-- Task material --
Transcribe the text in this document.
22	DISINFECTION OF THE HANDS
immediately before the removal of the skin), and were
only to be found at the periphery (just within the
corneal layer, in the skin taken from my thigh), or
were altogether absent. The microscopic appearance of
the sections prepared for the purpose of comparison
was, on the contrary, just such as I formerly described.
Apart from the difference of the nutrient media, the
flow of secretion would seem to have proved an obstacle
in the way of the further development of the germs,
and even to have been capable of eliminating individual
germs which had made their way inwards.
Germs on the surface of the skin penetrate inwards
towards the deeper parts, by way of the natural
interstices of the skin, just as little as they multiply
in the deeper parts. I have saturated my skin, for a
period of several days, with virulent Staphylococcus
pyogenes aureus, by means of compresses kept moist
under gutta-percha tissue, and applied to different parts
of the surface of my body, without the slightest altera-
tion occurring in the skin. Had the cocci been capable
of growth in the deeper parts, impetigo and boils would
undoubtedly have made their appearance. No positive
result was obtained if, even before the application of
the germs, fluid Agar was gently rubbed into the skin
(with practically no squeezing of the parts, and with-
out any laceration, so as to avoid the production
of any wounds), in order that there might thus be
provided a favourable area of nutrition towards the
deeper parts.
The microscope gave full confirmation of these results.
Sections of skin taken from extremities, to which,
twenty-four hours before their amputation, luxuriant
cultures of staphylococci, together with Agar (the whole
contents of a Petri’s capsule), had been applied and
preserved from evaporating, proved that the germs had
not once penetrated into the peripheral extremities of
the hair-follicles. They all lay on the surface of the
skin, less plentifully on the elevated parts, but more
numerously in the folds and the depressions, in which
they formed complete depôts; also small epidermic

-- Exercise prompt --
Find how many lines of the listing include the word "proved" and answer with that count by itself.

-- Answer --
2